What to do: Which lines hold the word "times"? Copy each one.

——

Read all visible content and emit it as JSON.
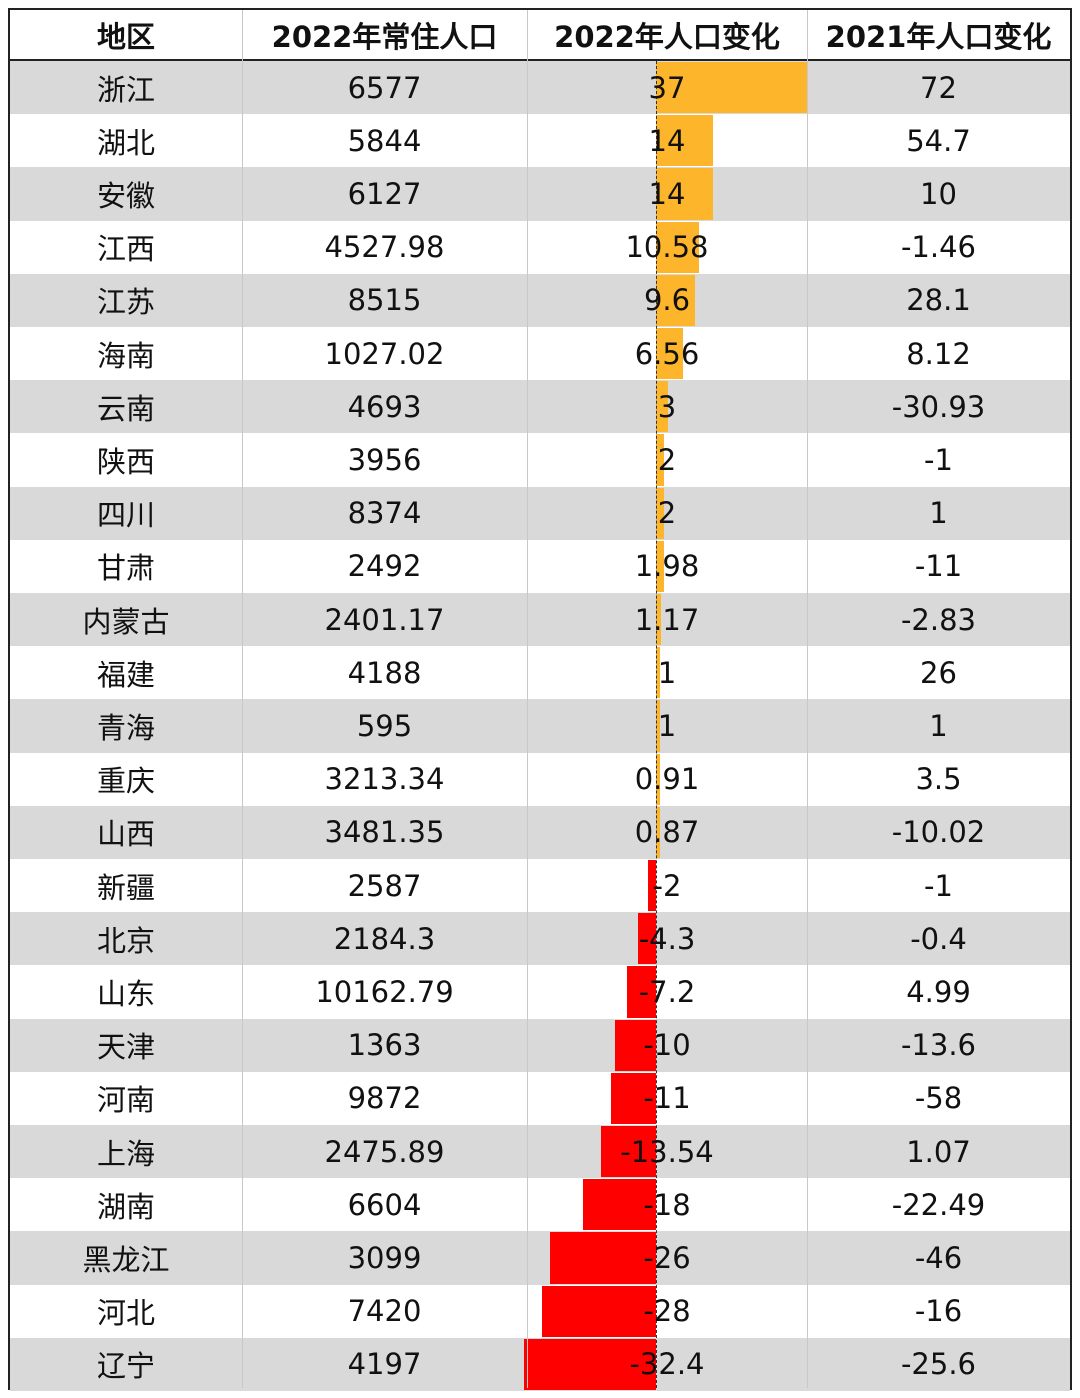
{
  "chart_data": {
    "type": "table",
    "columns": [
      "地区",
      "2022年常住人口",
      "2022年人口变化",
      "2021年人口变化"
    ],
    "rows": [
      [
        "浙江",
        "6577",
        "37",
        "72"
      ],
      [
        "湖北",
        "5844",
        "14",
        "54.7"
      ],
      [
        "安徽",
        "6127",
        "14",
        "10"
      ],
      [
        "江西",
        "4527.98",
        "10.58",
        "-1.46"
      ],
      [
        "江苏",
        "8515",
        "9.6",
        "28.1"
      ],
      [
        "海南",
        "1027.02",
        "6.56",
        "8.12"
      ],
      [
        "云南",
        "4693",
        "3",
        "-30.93"
      ],
      [
        "陕西",
        "3956",
        "2",
        "-1"
      ],
      [
        "四川",
        "8374",
        "2",
        "1"
      ],
      [
        "甘肃",
        "2492",
        "1.98",
        "-11"
      ],
      [
        "内蒙古",
        "2401.17",
        "1.17",
        "-2.83"
      ],
      [
        "福建",
        "4188",
        "1",
        "26"
      ],
      [
        "青海",
        "595",
        "1",
        "1"
      ],
      [
        "重庆",
        "3213.34",
        "0.91",
        "3.5"
      ],
      [
        "山西",
        "3481.35",
        "0.87",
        "-10.02"
      ],
      [
        "新疆",
        "2587",
        "-2",
        "-1"
      ],
      [
        "北京",
        "2184.3",
        "-4.3",
        "-0.4"
      ],
      [
        "山东",
        "10162.79",
        "-7.2",
        "4.99"
      ],
      [
        "天津",
        "1363",
        "-10",
        "-13.6"
      ],
      [
        "河南",
        "9872",
        "-11",
        "-58"
      ],
      [
        "上海",
        "2475.89",
        "-13.54",
        "1.07"
      ],
      [
        "湖南",
        "6604",
        "-18",
        "-22.49"
      ],
      [
        "黑龙江",
        "3099",
        "-26",
        "-46"
      ],
      [
        "河北",
        "7420",
        "-28",
        "-16"
      ],
      [
        "辽宁",
        "4197",
        "-32.4",
        "-25.6"
      ]
    ],
    "databar_column": "2022年人口变化",
    "databar_range": [
      -37,
      37
    ],
    "colors": {
      "positive": "#FDB52B",
      "negative": "#FF0000",
      "shade": "#D9D9D9"
    }
  }
}
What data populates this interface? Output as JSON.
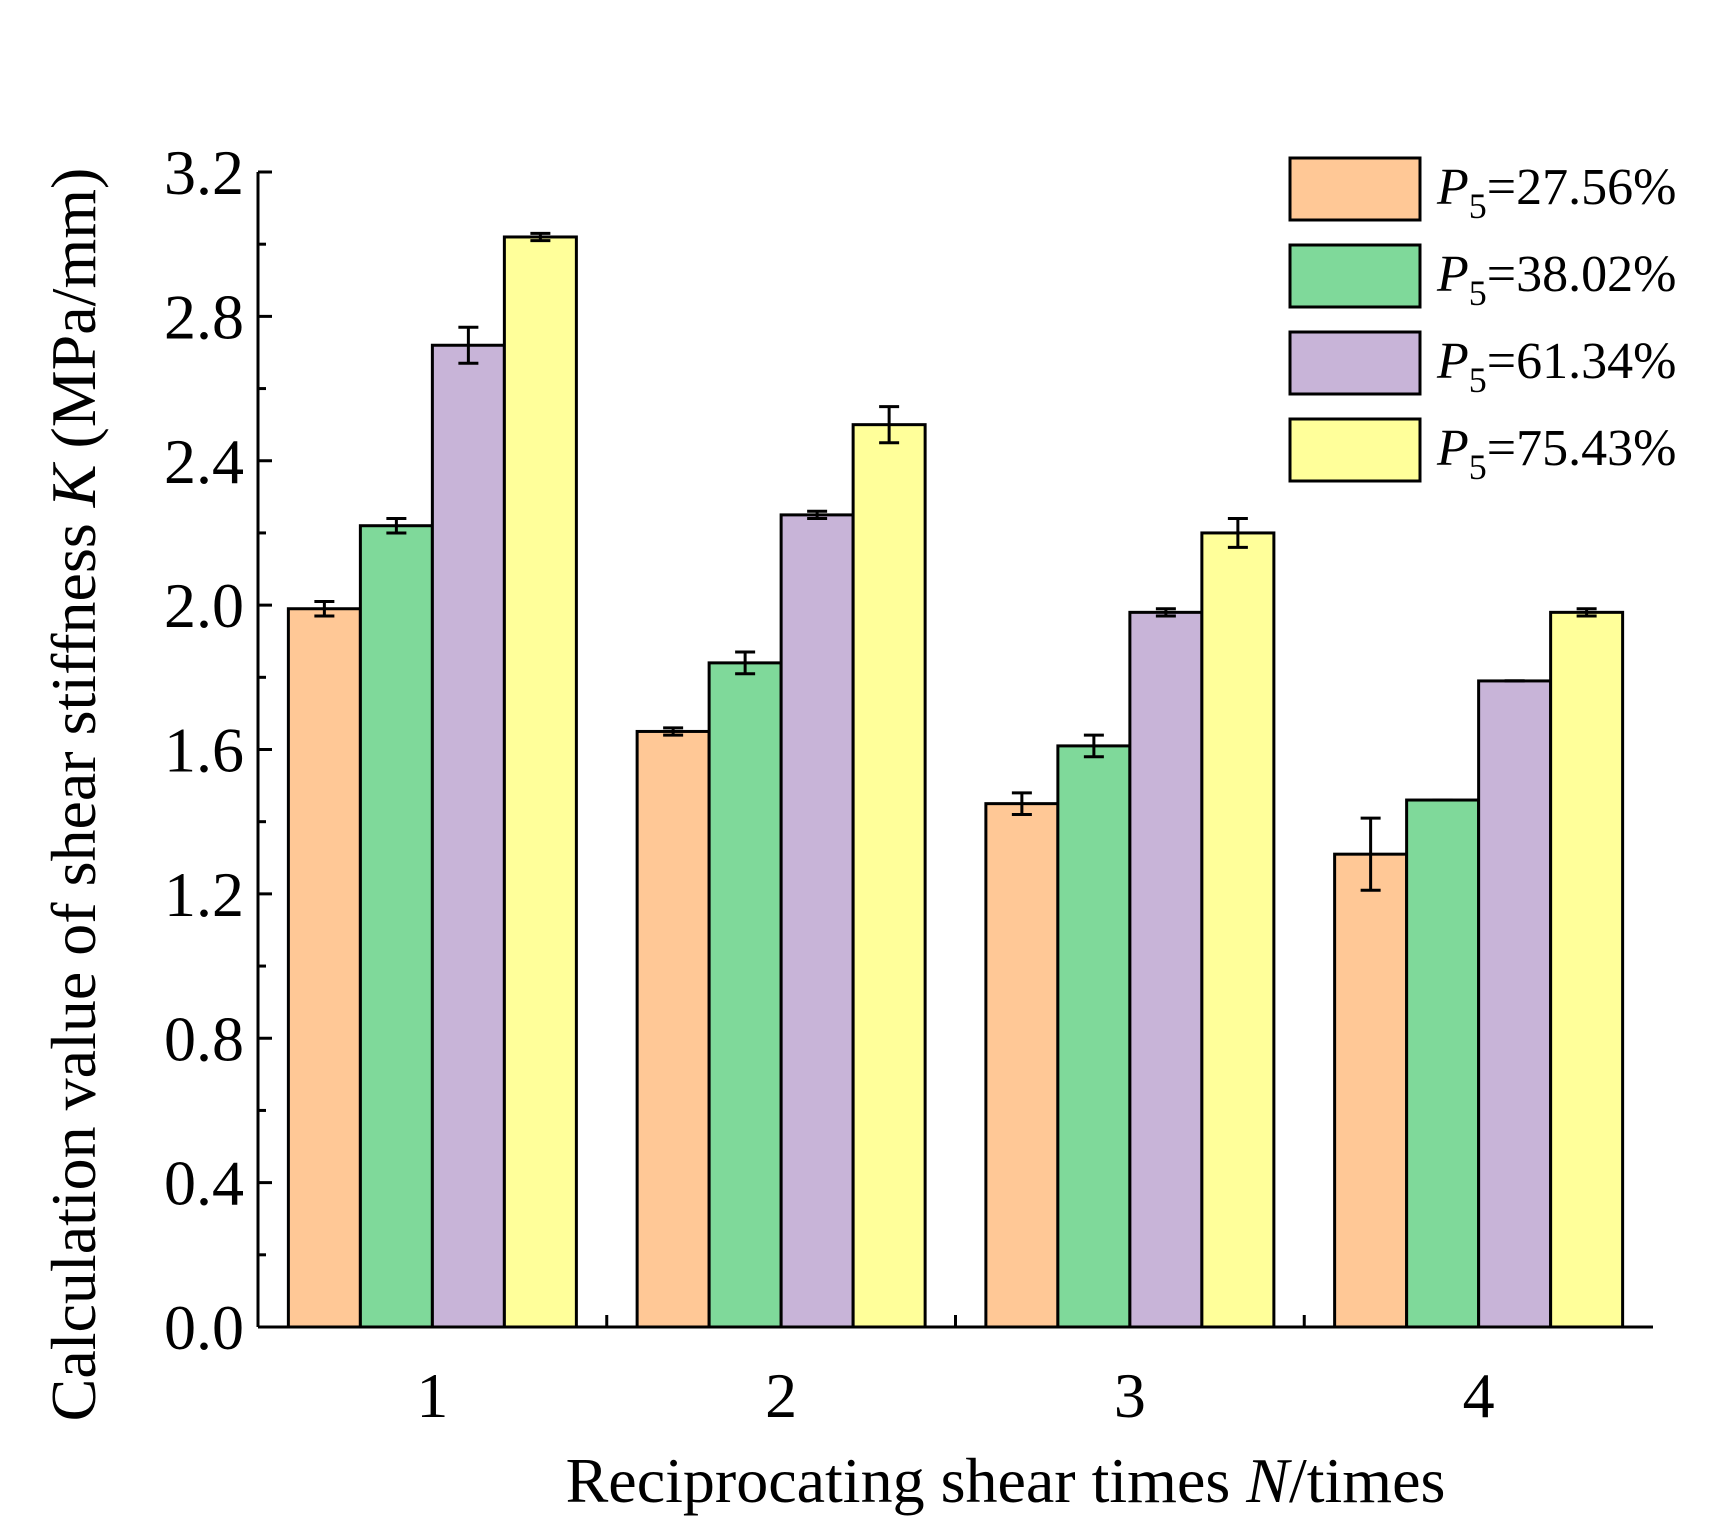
{
  "chart_data": {
    "type": "bar",
    "categories": [
      "1",
      "2",
      "3",
      "4"
    ],
    "series": [
      {
        "name": "=27.56%",
        "color": "#FFC896",
        "values": [
          1.99,
          1.65,
          1.45,
          1.31
        ],
        "errors": [
          0.02,
          0.01,
          0.03,
          0.1
        ]
      },
      {
        "name": "=38.02%",
        "color": "#7FD99A",
        "values": [
          2.22,
          1.84,
          1.61,
          1.46
        ],
        "errors": [
          0.02,
          0.03,
          0.03,
          0.0
        ]
      },
      {
        "name": "=61.34%",
        "color": "#C8B4D8",
        "values": [
          2.72,
          2.25,
          1.98,
          1.79
        ],
        "errors": [
          0.05,
          0.01,
          0.01,
          0.0
        ]
      },
      {
        "name": "=75.43%",
        "color": "#FFFF9A",
        "values": [
          3.02,
          2.5,
          2.2,
          1.98
        ],
        "errors": [
          0.01,
          0.05,
          0.04,
          0.01
        ]
      }
    ],
    "legend_symbol": "P",
    "legend_subscript": "5",
    "ylim": [
      0,
      3.2
    ],
    "yticks": [
      "0.0",
      "0.4",
      "0.8",
      "1.2",
      "1.6",
      "2.0",
      "2.4",
      "2.8",
      "3.2"
    ],
    "ylabel_pre": "Calculation value of shear stiffness ",
    "ylabel_var": "K",
    "ylabel_post": " (MPa/mm)",
    "xlabel_pre": "Reciprocating shear times ",
    "xlabel_var": "N",
    "xlabel_post": "/times",
    "legend_position": "top-right"
  }
}
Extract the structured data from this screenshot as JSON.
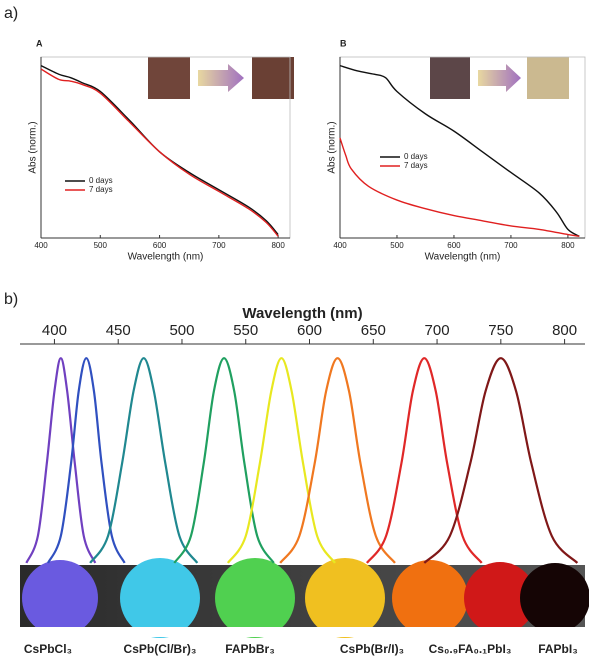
{
  "figure": {
    "panel_a_label": "a)",
    "panel_b_label": "b)"
  },
  "chart_data": [
    {
      "type": "line",
      "panel": "A",
      "xlabel": "Wavelength (nm)",
      "ylabel": "Abs (norm.)",
      "xlim": [
        400,
        820
      ],
      "ylim": [
        0,
        1.05
      ],
      "xticks": [
        400,
        500,
        600,
        700,
        800
      ],
      "series": [
        {
          "name": "0 days",
          "color": "#111111",
          "x": [
            400,
            430,
            450,
            470,
            500,
            550,
            600,
            650,
            700,
            750,
            780,
            800
          ],
          "values": [
            1.0,
            0.95,
            0.93,
            0.9,
            0.85,
            0.68,
            0.5,
            0.38,
            0.28,
            0.18,
            0.1,
            0.02
          ]
        },
        {
          "name": "7 days",
          "color": "#e02020",
          "x": [
            400,
            430,
            450,
            470,
            500,
            550,
            600,
            650,
            700,
            750,
            780,
            800
          ],
          "values": [
            0.98,
            0.92,
            0.91,
            0.89,
            0.84,
            0.67,
            0.5,
            0.37,
            0.27,
            0.17,
            0.09,
            0.01
          ]
        }
      ]
    },
    {
      "type": "line",
      "panel": "B",
      "xlabel": "Wavelength (nm)",
      "ylabel": "Abs (norm.)",
      "xlim": [
        400,
        830
      ],
      "ylim": [
        0,
        1.05
      ],
      "xticks": [
        400,
        500,
        600,
        700,
        800
      ],
      "series": [
        {
          "name": "0 days",
          "color": "#111111",
          "x": [
            400,
            430,
            460,
            480,
            500,
            550,
            600,
            650,
            700,
            750,
            780,
            800,
            820
          ],
          "values": [
            1.0,
            0.97,
            0.95,
            0.93,
            0.85,
            0.72,
            0.62,
            0.5,
            0.38,
            0.26,
            0.15,
            0.05,
            0.01
          ]
        },
        {
          "name": "7 days",
          "color": "#e02020",
          "x": [
            400,
            410,
            420,
            450,
            500,
            550,
            600,
            650,
            700,
            750,
            800,
            820
          ],
          "values": [
            0.58,
            0.48,
            0.4,
            0.3,
            0.22,
            0.17,
            0.13,
            0.1,
            0.07,
            0.05,
            0.02,
            0.01
          ]
        }
      ]
    },
    {
      "type": "spectra",
      "xlabel": "Wavelength (nm)",
      "xlim": [
        373,
        816
      ],
      "ylim": [
        0,
        1.03
      ],
      "xticks": [
        400,
        450,
        500,
        550,
        600,
        650,
        700,
        750,
        800
      ],
      "samples": [
        "CsPbCl₃",
        "CsPb(Cl/Br)₃",
        "FAPbBr₃",
        "CsPb(Br/I)₃",
        "Cs₀.₉FA₀.₁PbI₃",
        "FAPbI₃"
      ],
      "series": [
        {
          "color": "#7040c0",
          "x": [
            378,
            387,
            394,
            400,
            405,
            410,
            416,
            423,
            432
          ],
          "values": [
            0.01,
            0.14,
            0.49,
            0.84,
            1,
            0.84,
            0.49,
            0.14,
            0.01
          ]
        },
        {
          "color": "#3050c0",
          "x": [
            395,
            405,
            413,
            419,
            425,
            431,
            437,
            445,
            455
          ],
          "values": [
            0.01,
            0.14,
            0.49,
            0.84,
            1,
            0.84,
            0.49,
            0.14,
            0.01
          ]
        },
        {
          "color": "#208890",
          "x": [
            428,
            442,
            453,
            462,
            470,
            478,
            487,
            498,
            512
          ],
          "values": [
            0.01,
            0.14,
            0.49,
            0.84,
            1,
            0.84,
            0.49,
            0.14,
            0.01
          ]
        },
        {
          "color": "#20a060",
          "x": [
            494,
            507,
            517,
            525,
            533,
            541,
            549,
            559,
            572
          ],
          "values": [
            0.01,
            0.14,
            0.49,
            0.84,
            1,
            0.84,
            0.49,
            0.14,
            0.01
          ]
        },
        {
          "color": "#e8e820",
          "x": [
            536,
            550,
            561,
            570,
            578,
            586,
            595,
            606,
            620
          ],
          "values": [
            0.01,
            0.14,
            0.49,
            0.84,
            1,
            0.84,
            0.49,
            0.14,
            0.01
          ]
        },
        {
          "color": "#f07820",
          "x": [
            577,
            592,
            604,
            613,
            622,
            631,
            640,
            652,
            667
          ],
          "values": [
            0.01,
            0.14,
            0.49,
            0.84,
            1,
            0.84,
            0.49,
            0.14,
            0.01
          ]
        },
        {
          "color": "#e02828",
          "x": [
            645,
            660,
            672,
            681,
            690,
            699,
            708,
            720,
            735
          ],
          "values": [
            0.01,
            0.14,
            0.49,
            0.84,
            1,
            0.84,
            0.49,
            0.14,
            0.01
          ]
        },
        {
          "color": "#801818",
          "x": [
            690,
            710,
            726,
            738,
            750,
            762,
            774,
            790,
            810
          ],
          "values": [
            0.01,
            0.14,
            0.49,
            0.84,
            1,
            0.84,
            0.49,
            0.14,
            0.01
          ]
        }
      ]
    }
  ]
}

——

Correct answer:
    "xlabel_pre": "Reciprocating shear times ",
    "xlabel_post": "/times",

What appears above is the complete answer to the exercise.